- A run of records -
>> begin
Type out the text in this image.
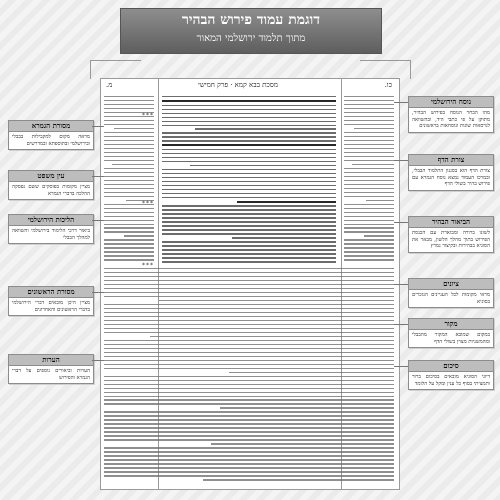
דוגמת עמוד פירוש הבהיר
מתוך תלמוד ירושלמי המאור
כו.
מסכת בבא קמא · פרק חמישי
מ.
***
***
***
נוסח הירושלמי
מהו הבחר הנוסח בפירוש הבהיר, מתוקן על פי כתבי היד, ובהשוואה לגרסאות שונות ונוסחאות בראשונים
צורת הדף
צורת הדף הוא בסגנון התלמוד הבבלי, ובמרכז העמוד נמצא נוסח הגמרא עם פירוש בהיר בשולי הדף
הביאור הבהיר
לשונו ברורה ומבוארת עם הכנסת הפירוש בתוך מהלך הלשון, מבאר את הסוגיא בבהירות ובקיצור נמרץ
ציונים
מראי מקומות לכל העניינים הנזכרים בסוגיא
מקור
במקום שמובא המקור מהבבלי ומהמשניות מצוין בשולי הדף
סיכום
דיוני הסוגיא מובאים בסיכום ברור ותמציתי בסוף כל ענין ומקל על הלומד
מסורת הגמרא
מראה מקום למקבילות בבבלי ובירושלמי ובתוספתא ובמדרשים
עין משפט
מציין מקומות בפוסקים ששם נפסקה ההלכה בדברי הגמרא
הליכות הירושלמי
ביאור דרכי הלימוד בירושלמי והשוואה למהלך הבבלי
מסורת הראשונים
מציין היכן מובאים דברי הירושלמי בדברי הראשונים והאחרונים
הערות
הערות וביאורים נוספים על דברי הגמרא והפירוש
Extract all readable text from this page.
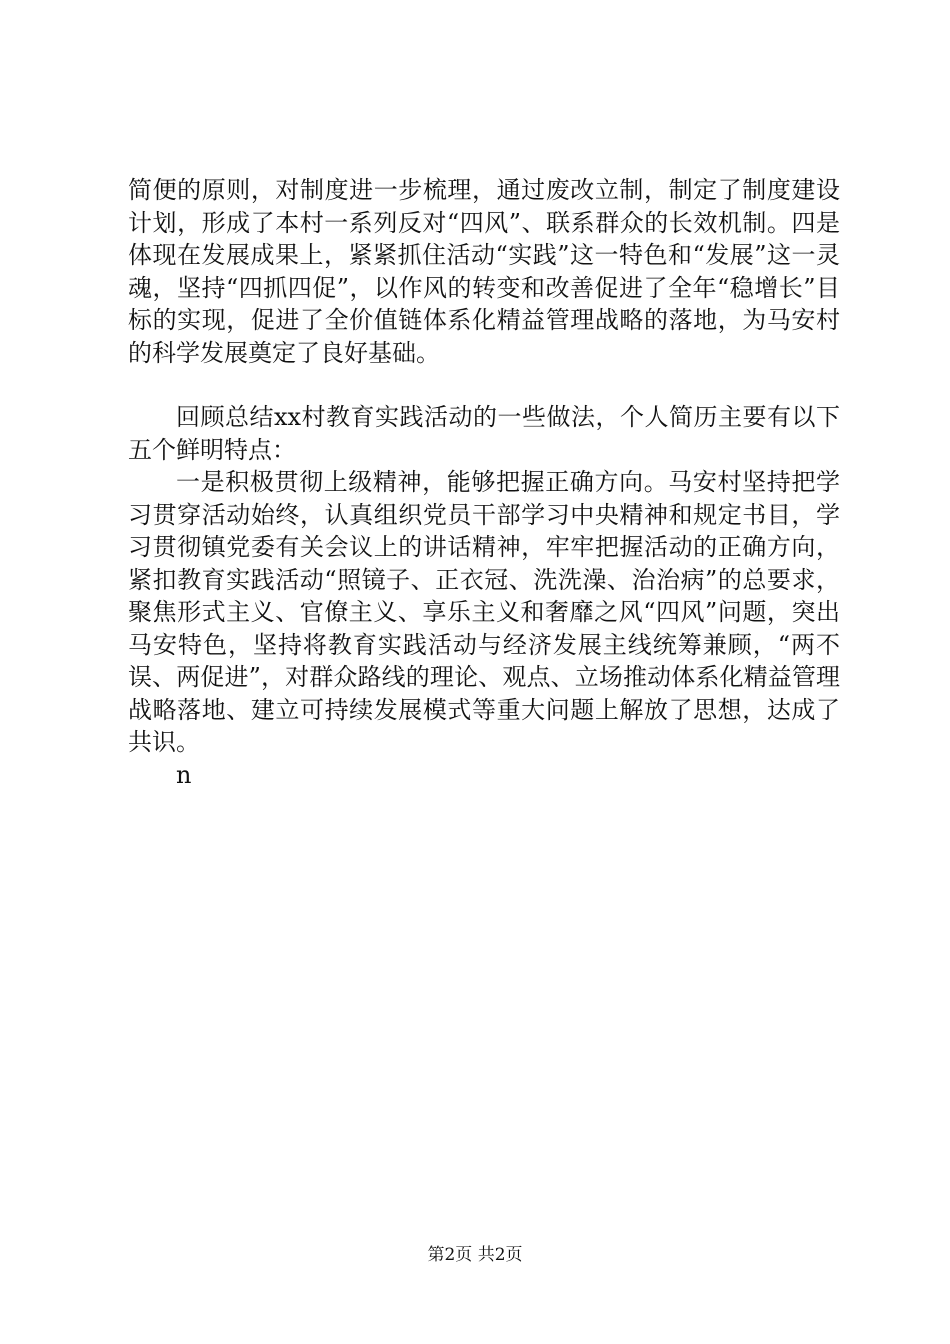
简便的原则，对制度进一步梳理，通过废改立制，制定了制度建设计划，形成了本村一系列反对“四风”、联系群众的长效机制。四是体现在发展成果上，紧紧抓住活动“实践”这一特色和“发展”这一灵魂，坚持“四抓四促”，以作风的转变和改善促进了全年“稳增长”目标的实现，促进了全价值链体系化精益管理战略的落地，为马安村的科学发展奠定了良好基础。

回顾总结xx村教育实践活动的一些做法，个人简历主要有以下五个鲜明特点：

一是积极贯彻上级精神，能够把握正确方向。马安村坚持把学习贯穿活动始终，认真组织党员干部学习中央精神和规定书目，学习贯彻镇党委有关会议上的讲话精神，牢牢把握活动的正确方向，紧扣教育实践活动“照镜子、正衣冠、洗洗澡、治治病”的总要求，聚焦形式主义、官僚主义、享乐主义和奢靡之风“四风”问题，突出马安特色，坚持将教育实践活动与经济发展主线统筹兼顾，“两不误、两促进”，对群众路线的理论、观点、立场推动体系化精益管理战略落地、建立可持续发展模式等重大问题上解放了思想，达成了共识。

n

第2页 共2页
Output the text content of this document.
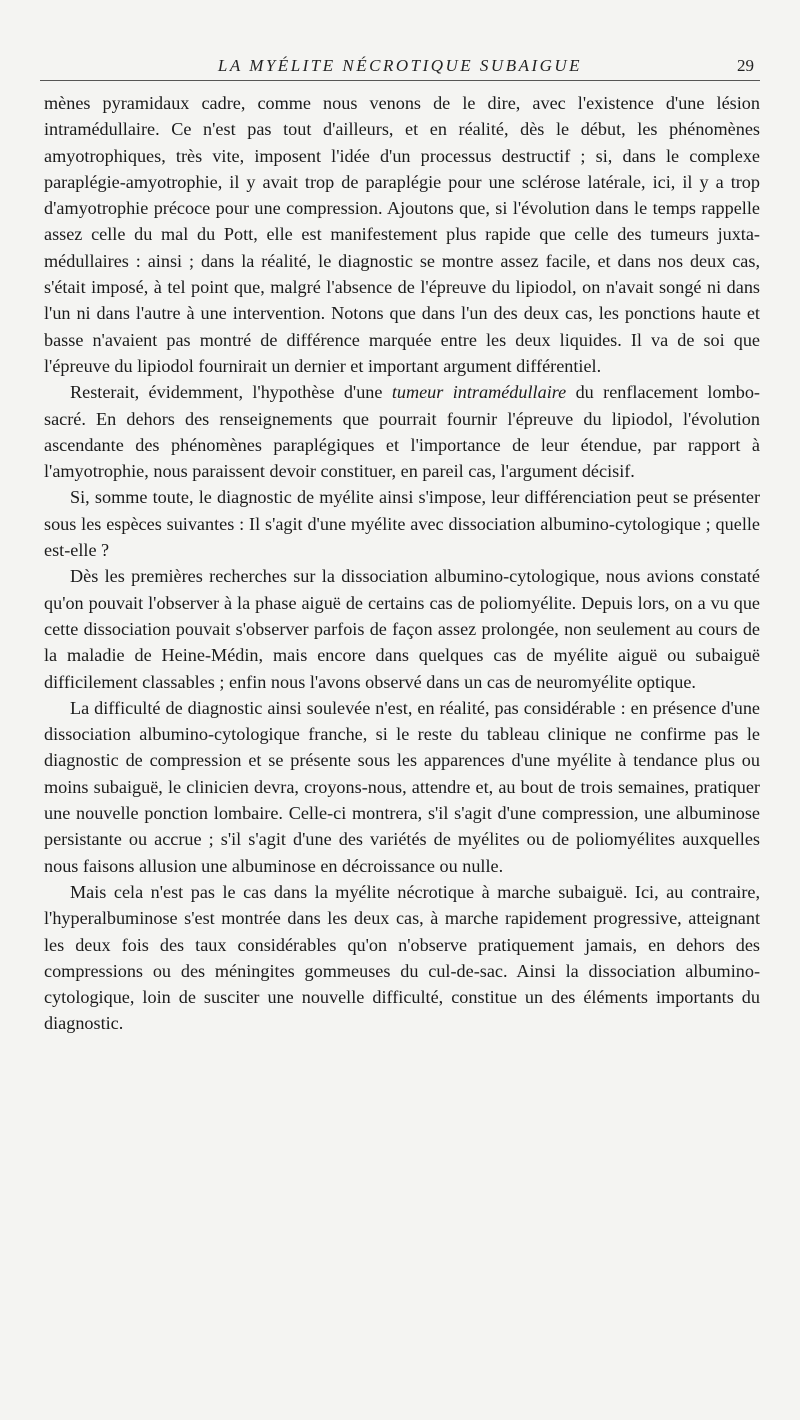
LA MYÉLITE NÉCROTIQUE SUBAIGUE	29

mènes pyramidaux cadre, comme nous venons de le dire, avec l'existence d'une lésion intramédullaire. Ce n'est pas tout d'ailleurs, et en réalité, dès le début, les phénomènes amyotrophiques, très vite, imposent l'idée d'un processus destructif ; si, dans le complexe paraplégie-amyotrophie, il y avait trop de paraplégie pour une sclérose latérale, ici, il y a trop d'amyotrophie précoce pour une compression. Ajoutons que, si l'évolution dans le temps rappelle assez celle du mal du Pott, elle est manifestement plus rapide que celle des tumeurs juxta-médullaires : ainsi ; dans la réalité, le diagnostic se montre assez facile, et dans nos deux cas, s'était imposé, à tel point que, malgré l'absence de l'épreuve du lipiodol, on n'avait songé ni dans l'un ni dans l'autre à une intervention. Notons que dans l'un des deux cas, les ponctions haute et basse n'avaient pas montré de différence marquée entre les deux liquides. Il va de soi que l'épreuve du lipiodol fournirait un dernier et important argument différentiel.

Resterait, évidemment, l'hypothèse d'une tumeur intramédullaire du renflacement lombo-sacré. En dehors des renseignements que pourrait fournir l'épreuve du lipiodol, l'évolution ascendante des phénomènes paraplégiques et l'importance de leur étendue, par rapport à l'amyotrophie, nous paraissent devoir constituer, en pareil cas, l'argument décisif.

Si, somme toute, le diagnostic de myélite ainsi s'impose, leur différenciation peut se présenter sous les espèces suivantes : Il s'agit d'une myélite avec dissociation albumino-cytologique ; quelle est-elle ?

Dès les premières recherches sur la dissociation albumino-cytologique, nous avions constaté qu'on pouvait l'observer à la phase aiguë de certains cas de poliomyélite. Depuis lors, on a vu que cette dissociation pouvait s'observer parfois de façon assez prolongée, non seulement au cours de la maladie de Heine-Médin, mais encore dans quelques cas de myélite aiguë ou subaiguë difficilement classables ; enfin nous l'avons observé dans un cas de neuromyélite optique.

La difficulté de diagnostic ainsi soulevée n'est, en réalité, pas considérable : en présence d'une dissociation albumino-cytologique franche, si le reste du tableau clinique ne confirme pas le diagnostic de compression et se présente sous les apparences d'une myélite à tendance plus ou moins subaiguë, le clinicien devra, croyons-nous, attendre et, au bout de trois semaines, pratiquer une nouvelle ponction lombaire. Celle-ci montrera, s'il s'agit d'une compression, une albuminose persistante ou accrue ; s'il s'agit d'une des variétés de myélites ou de poliomyélites auxquelles nous faisons allusion une albuminose en décroissance ou nulle.

Mais cela n'est pas le cas dans la myélite nécrotique à marche subaiguë. Ici, au contraire, l'hyperalbuminose s'est montrée dans les deux cas, à marche rapidement progressive, atteignant les deux fois des taux considérables qu'on n'observe pratiquement jamais, en dehors des compressions ou des méningites gommeuses du cul-de-sac. Ainsi la dissociation albumino-cytologique, loin de susciter une nouvelle difficulté, constitue un des éléments importants du diagnostic.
>> end
Every line is to be duplicated exactly, though pictures stay out.

- Solution for this task -
Type out the text in this image.
דוגמת עמוד פירוש הבהיר
מתוך תלמוד ירושלמי המאור
כו.
מסכת בבא קמא · פרק חמישי
מ.
***
***
***
נוסח הירושלמי
מהו הבחר הנוסח בפירוש הבהיר, מתוקן על פי כתבי היד, ובהשוואה לגרסאות שונות ונוסחאות בראשונים
צורת הדף
צורת הדף הוא בסגנון התלמוד הבבלי, ובמרכז העמוד נמצא נוסח הגמרא עם פירוש בהיר בשולי הדף
הביאור הבהיר
לשונו ברורה ומבוארת עם הכנסת הפירוש בתוך מהלך הלשון, מבאר את הסוגיא בבהירות ובקיצור נמרץ
ציונים
מראי מקומות לכל העניינים הנזכרים בסוגיא
מקור
במקום שמובא המקור מהבבלי ומהמשניות מצוין בשולי הדף
סיכום
דיוני הסוגיא מובאים בסיכום ברור ותמציתי בסוף כל ענין ומקל על הלומד
מסורת הגמרא
מראה מקום למקבילות בבבלי ובירושלמי ובתוספתא ובמדרשים
עין משפט
מציין מקומות בפוסקים ששם נפסקה ההלכה בדברי הגמרא
הליכות הירושלמי
ביאור דרכי הלימוד בירושלמי והשוואה למהלך הבבלי
מסורת הראשונים
מציין היכן מובאים דברי הירושלמי בדברי הראשונים והאחרונים
הערות
הערות וביאורים נוספים על דברי הגמרא והפירוש
Extract all readable text from this page.
简便的原则，对制度进一步梳理，通过废改立制，制定了制度建设计划，形成了本村一系列反对“四风”、联系群众的长效机制。四是体现在发展成果上，紧紧抓住活动“实践”这一特色和“发展”这一灵魂，坚持“四抓四促”，以作风的转变和改善促进了全年“稳增长”目标的实现，促进了全价值链体系化精益管理战略的落地，为马安村的科学发展奠定了良好基础。

回顾总结xx村教育实践活动的一些做法，个人简历主要有以下五个鲜明特点：

一是积极贯彻上级精神，能够把握正确方向。马安村坚持把学习贯穿活动始终，认真组织党员干部学习中央精神和规定书目，学习贯彻镇党委有关会议上的讲话精神，牢牢把握活动的正确方向，紧扣教育实践活动“照镜子、正衣冠、洗洗澡、治治病”的总要求，聚焦形式主义、官僚主义、享乐主义和奢靡之风“四风”问题，突出马安特色，坚持将教育实践活动与经济发展主线统筹兼顾，“两不误、两促进”，对群众路线的理论、观点、立场推动体系化精益管理战略落地、建立可持续发展模式等重大问题上解放了思想，达成了共识。

n

第2页 共2页
Output the text content of this document.
LA MYÉLITE NÉCROTIQUE SUBAIGUE	29

mènes pyramidaux cadre, comme nous venons de le dire, avec l'existence d'une lésion intramédullaire. Ce n'est pas tout d'ailleurs, et en réalité, dès le début, les phénomènes amyotrophiques, très vite, imposent l'idée d'un processus destructif ; si, dans le complexe paraplégie-amyotrophie, il y avait trop de paraplégie pour une sclérose latérale, ici, il y a trop d'amyotrophie précoce pour une compression. Ajoutons que, si l'évolution dans le temps rappelle assez celle du mal du Pott, elle est manifestement plus rapide que celle des tumeurs juxta-médullaires : ainsi ; dans la réalité, le diagnostic se montre assez facile, et dans nos deux cas, s'était imposé, à tel point que, malgré l'absence de l'épreuve du lipiodol, on n'avait songé ni dans l'un ni dans l'autre à une intervention. Notons que dans l'un des deux cas, les ponctions haute et basse n'avaient pas montré de différence marquée entre les deux liquides. Il va de soi que l'épreuve du lipiodol fournirait un dernier et important argument différentiel.

Resterait, évidemment, l'hypothèse d'une tumeur intramédullaire du renflacement lombo-sacré. En dehors des renseignements que pourrait fournir l'épreuve du lipiodol, l'évolution ascendante des phénomènes paraplégiques et l'importance de leur étendue, par rapport à l'amyotrophie, nous paraissent devoir constituer, en pareil cas, l'argument décisif.

Si, somme toute, le diagnostic de myélite ainsi s'impose, leur différenciation peut se présenter sous les espèces suivantes : Il s'agit d'une myélite avec dissociation albumino-cytologique ; quelle est-elle ?

Dès les premières recherches sur la dissociation albumino-cytologique, nous avions constaté qu'on pouvait l'observer à la phase aiguë de certains cas de poliomyélite. Depuis lors, on a vu que cette dissociation pouvait s'observer parfois de façon assez prolongée, non seulement au cours de la maladie de Heine-Médin, mais encore dans quelques cas de myélite aiguë ou subaiguë difficilement classables ; enfin nous l'avons observé dans un cas de neuromyélite optique.

La difficulté de diagnostic ainsi soulevée n'est, en réalité, pas considérable : en présence d'une dissociation albumino-cytologique franche, si le reste du tableau clinique ne confirme pas le diagnostic de compression et se présente sous les apparences d'une myélite à tendance plus ou moins subaiguë, le clinicien devra, croyons-nous, attendre et, au bout de trois semaines, pratiquer une nouvelle ponction lombaire. Celle-ci montrera, s'il s'agit d'une compression, une albuminose persistante ou accrue ; s'il s'agit d'une des variétés de myélites ou de poliomyélites auxquelles nous faisons allusion une albuminose en décroissance ou nulle.

Mais cela n'est pas le cas dans la myélite nécrotique à marche subaiguë. Ici, au contraire, l'hyperalbuminose s'est montrée dans les deux cas, à marche rapidement progressive, atteignant les deux fois des taux considérables qu'on n'observe pratiquement jamais, en dehors des compressions ou des méningites gommeuses du cul-de-sac. Ainsi la dissociation albumino-cytologique, loin de susciter une nouvelle difficulté, constitue un des éléments importants du diagnostic.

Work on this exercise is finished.